● INFORMATION PROVIDED:
# # # # # # #
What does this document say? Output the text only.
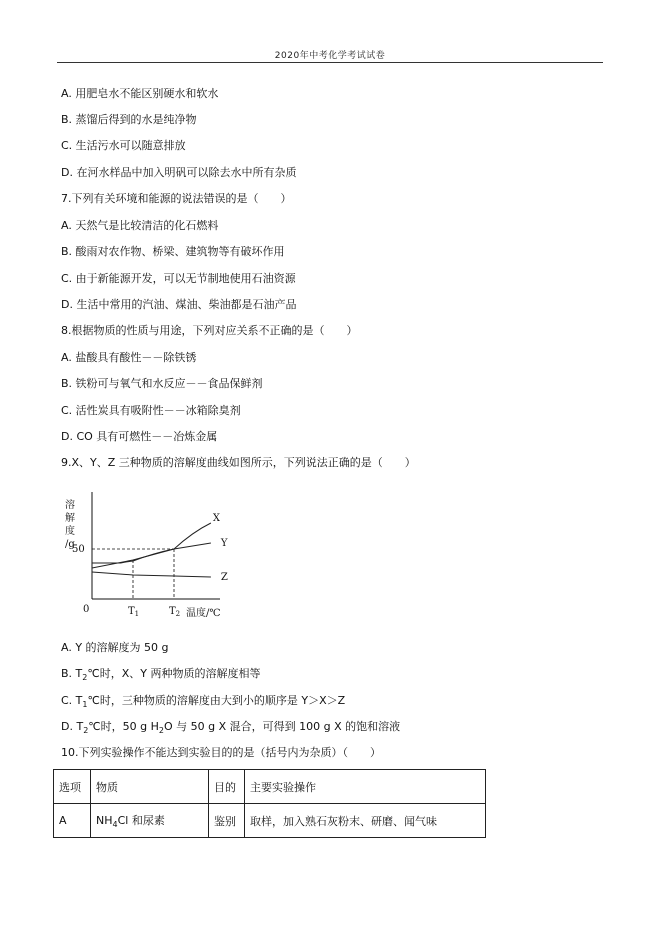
2020年中考化学考试试卷
A. 用肥皂水不能区别硬水和软水
B. 蒸馏后得到的水是纯净物
C. 生活污水可以随意排放
D. 在河水样品中加入明矾可以除去水中所有杂质
7.下列有关环境和能源的说法错误的是（　　）
A. 天然气是比较清洁的化石燃料
B. 酸雨对农作物、桥梁、建筑物等有破坏作用
C. 由于新能源开发，可以无节制地使用石油资源
D. 生活中常用的汽油、煤油、柴油都是石油产品
8.根据物质的性质与用途，下列对应关系不正确的是（　　）
A. 盐酸具有酸性－－除铁锈
B. 铁粉可与氧气和水反应－－食品保鲜剂
C. 活性炭具有吸附性－－冰箱除臭剂
D. CO 具有可燃性－－冶炼金属
9.X、Y、Z 三种物质的溶解度曲线如图所示，下列说法正确的是（　　）
溶
解
度
/g
温度/℃
0
50
$T_1$	$T_2$
X
Y
Z
A. Y 的溶解度为 50 g
B. $T_2℃$时，X、Y 两种物质的溶解度相等
C. $T_1℃$时，三种物质的溶解度由大到小的顺序是 Y＞X＞Z
D. $T_2℃$时，50 g $H_2O$ 与 50 g X 混合，可得到 100 g X 的饱和溶液
10.下列实验操作不能达到实验目的的是（括号内为杂质）（　　）
选项	物质	目的	主要实验操作
A	$NH_4Cl$ 和尿素	鉴别	取样，加入熟石灰粉末、研磨、闻气味
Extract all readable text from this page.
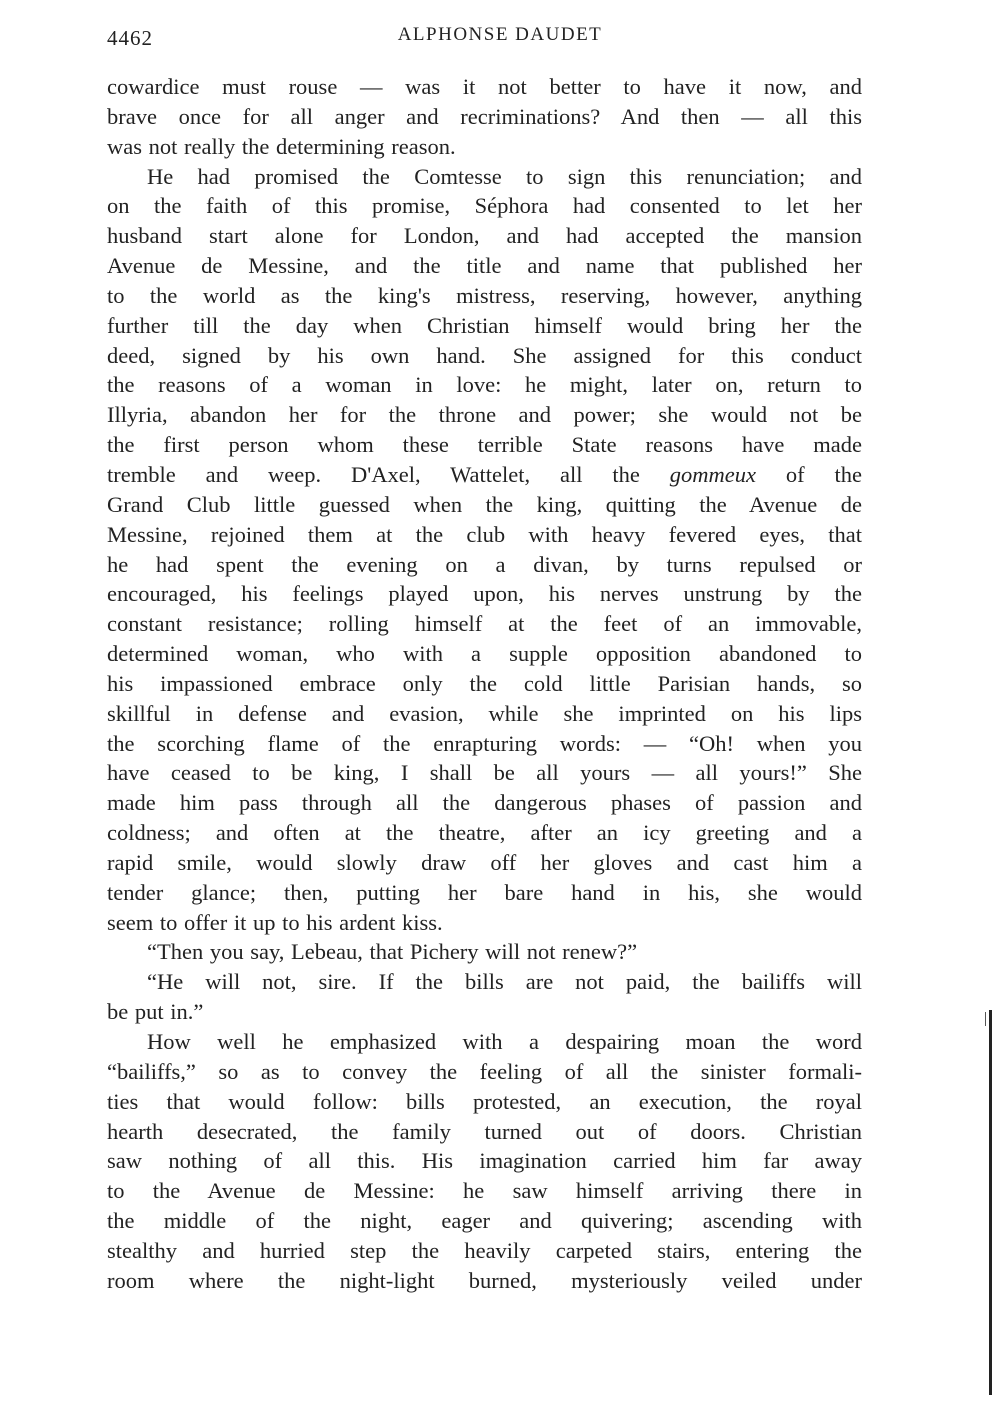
4462	ALPHONSE DAUDET
cowardice must rouse — was it not better to have it now, and
brave once for all anger and recriminations? And then — all this
was not really the determining reason.
He had promised the Comtesse to sign this renunciation; and
on the faith of this promise, Séphora had consented to let her
husband start alone for London, and had accepted the mansion
Avenue de Messine, and the title and name that published her
to the world as the king's mistress, reserving, however, anything
further till the day when Christian himself would bring her the
deed, signed by his own hand. She assigned for this conduct
the reasons of a woman in love: he might, later on, return to
Illyria, abandon her for the throne and power; she would not be
the first person whom these terrible State reasons have made
tremble and weep. D'Axel, Wattelet, all the gommeux of the
Grand Club little guessed when the king, quitting the Avenue de
Messine, rejoined them at the club with heavy fevered eyes, that
he had spent the evening on a divan, by turns repulsed or
encouraged, his feelings played upon, his nerves unstrung by the
constant resistance; rolling himself at the feet of an immovable,
determined woman, who with a supple opposition abandoned to
his impassioned embrace only the cold little Parisian hands, so
skillful in defense and evasion, while she imprinted on his lips
the scorching flame of the enrapturing words: — “Oh! when you
have ceased to be king, I shall be all yours — all yours!” She
made him pass through all the dangerous phases of passion and
coldness; and often at the theatre, after an icy greeting and a
rapid smile, would slowly draw off her gloves and cast him a
tender glance; then, putting her bare hand in his, she would
seem to offer it up to his ardent kiss.
“Then you say, Lebeau, that Pichery will not renew?”
“He will not, sire. If the bills are not paid, the bailiffs will
be put in.”
How well he emphasized with a despairing moan the word
“bailiffs,” so as to convey the feeling of all the sinister formali-
ties that would follow: bills protested, an execution, the royal
hearth desecrated, the family turned out of doors. Christian
saw nothing of all this. His imagination carried him far away
to the Avenue de Messine: he saw himself arriving there in
the middle of the night, eager and quivering; ascending with
stealthy and hurried step the heavily carpeted stairs, entering the
room where the night-light burned, mysteriously veiled under
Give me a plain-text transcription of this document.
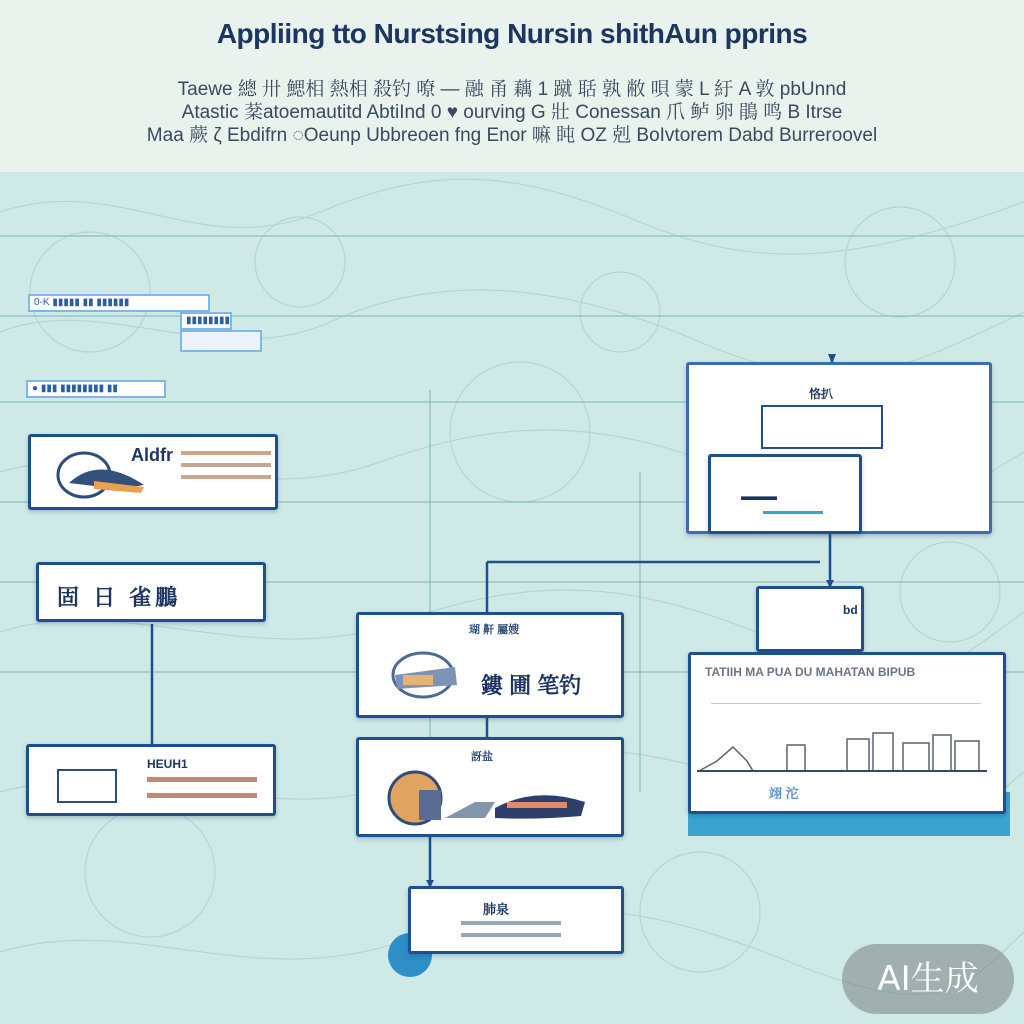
Appliing tto Nurstsing Nursin shithAun pprins
Taewe 總 卅 鰓相 熱相 殺钓 嘹 — 融 甬 藕 1 蹴 聒 孰 敝 唄 蒙 L 紆 A 敦 pbUnnd
Atastic 棻atoemautitd AbtiInd 0 ♥ ourving G 壯 Conessan 爪 鲈 卵 鵑 鸣 B Itrse
Maa 蕨 ζ Ebdifrn ◌Oeunp Ubbreoen fng Enor 嘛 盹 OZ 剋 BoIvtorem Dabd Burreroovel
0-K ▮▮▮▮▮ ▮▮ ▮▮▮▮▮▮
▮▮▮▮▮▮▮▮
● ▮▮▮ ▮▮▮▮▮▮▮▮ ▮▮
Aldfr
固 日 雀鵬
HEUH1
瑚 鼾 屬嫂
鏤 圃 笔钓
訝盐
肺泉
恪扒
▬▬▬
bd
TATIIH MA PUA DU MAHATAN BIPUB
翊 沱
AI生成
# # # # # # #
● WORK INSTRUCTIONS:
Write out the records above once more, word for word, with no pictures.

● RESULT OF THIS TASK:
What does this document say? Output the text only.
2020年中考化学考试试卷
A. 用肥皂水不能区别硬水和软水
B. 蒸馏后得到的水是纯净物
C. 生活污水可以随意排放
D. 在河水样品中加入明矾可以除去水中所有杂质
7.下列有关环境和能源的说法错误的是（　　）
A. 天然气是比较清洁的化石燃料
B. 酸雨对农作物、桥梁、建筑物等有破坏作用
C. 由于新能源开发，可以无节制地使用石油资源
D. 生活中常用的汽油、煤油、柴油都是石油产品
8.根据物质的性质与用途，下列对应关系不正确的是（　　）
A. 盐酸具有酸性－－除铁锈
B. 铁粉可与氧气和水反应－－食品保鲜剂
C. 活性炭具有吸附性－－冰箱除臭剂
D. CO 具有可燃性－－冶炼金属
9.X、Y、Z 三种物质的溶解度曲线如图所示，下列说法正确的是（　　）
溶
解
度
/g
温度/℃
0
50
$T_1$	$T_2$
X
Y
Z
A. Y 的溶解度为 50 g
B. $T_2℃$时，X、Y 两种物质的溶解度相等
C. $T_1℃$时，三种物质的溶解度由大到小的顺序是 Y＞X＞Z
D. $T_2℃$时，50 g $H_2O$ 与 50 g X 混合，可得到 100 g X 的饱和溶液
10.下列实验操作不能达到实验目的的是（括号内为杂质）（　　）
选项	物质	目的	主要实验操作
A	$NH_4Cl$ 和尿素	鉴别	取样，加入熟石灰粉末、研磨、闻气味
Extract all readable text from this page.
4462	ALPHONSE DAUDET
cowardice must rouse — was it not better to have it now, and
brave once for all anger and recriminations? And then — all this
was not really the determining reason.
He had promised the Comtesse to sign this renunciation; and
on the faith of this promise, Séphora had consented to let her
husband start alone for London, and had accepted the mansion
Avenue de Messine, and the title and name that published her
to the world as the king's mistress, reserving, however, anything
further till the day when Christian himself would bring her the
deed, signed by his own hand. She assigned for this conduct
the reasons of a woman in love: he might, later on, return to
Illyria, abandon her for the throne and power; she would not be
the first person whom these terrible State reasons have made
tremble and weep. D'Axel, Wattelet, all the gommeux of the
Grand Club little guessed when the king, quitting the Avenue de
Messine, rejoined them at the club with heavy fevered eyes, that
he had spent the evening on a divan, by turns repulsed or
encouraged, his feelings played upon, his nerves unstrung by the
constant resistance; rolling himself at the feet of an immovable,
determined woman, who with a supple opposition abandoned to
his impassioned embrace only the cold little Parisian hands, so
skillful in defense and evasion, while she imprinted on his lips
the scorching flame of the enrapturing words: — “Oh! when you
have ceased to be king, I shall be all yours — all yours!” She
made him pass through all the dangerous phases of passion and
coldness; and often at the theatre, after an icy greeting and a
rapid smile, would slowly draw off her gloves and cast him a
tender glance; then, putting her bare hand in his, she would
seem to offer it up to his ardent kiss.
“Then you say, Lebeau, that Pichery will not renew?”
“He will not, sire. If the bills are not paid, the bailiffs will
be put in.”
How well he emphasized with a despairing moan the word
“bailiffs,” so as to convey the feeling of all the sinister formali-
ties that would follow: bills protested, an execution, the royal
hearth desecrated, the family turned out of doors. Christian
saw nothing of all this. His imagination carried him far away
to the Avenue de Messine: he saw himself arriving there in
the middle of the night, eager and quivering; ascending with
stealthy and hurried step the heavily carpeted stairs, entering the
room where the night-light burned, mysteriously veiled under
Give me a plain-text transcription of this document.
Appliing tto Nurstsing Nursin shithAun pprins
Taewe 總 卅 鰓相 熱相 殺钓 嘹 — 融 甬 藕 1 蹴 聒 孰 敝 唄 蒙 L 紆 A 敦 pbUnnd
Atastic 棻atoemautitd AbtiInd 0 ♥ ourving G 壯 Conessan 爪 鲈 卵 鵑 鸣 B Itrse
Maa 蕨 ζ Ebdifrn ◌Oeunp Ubbreoen fng Enor 嘛 盹 OZ 剋 BoIvtorem Dabd Burreroovel
0-K ▮▮▮▮▮ ▮▮ ▮▮▮▮▮▮
▮▮▮▮▮▮▮▮
● ▮▮▮ ▮▮▮▮▮▮▮▮ ▮▮
Aldfr
固 日 雀鵬
HEUH1
瑚 鼾 屬嫂
鏤 圃 笔钓
訝盐
肺泉
恪扒
▬▬▬
bd
TATIIH MA PUA DU MAHATAN BIPUB
翊 沱
AI生成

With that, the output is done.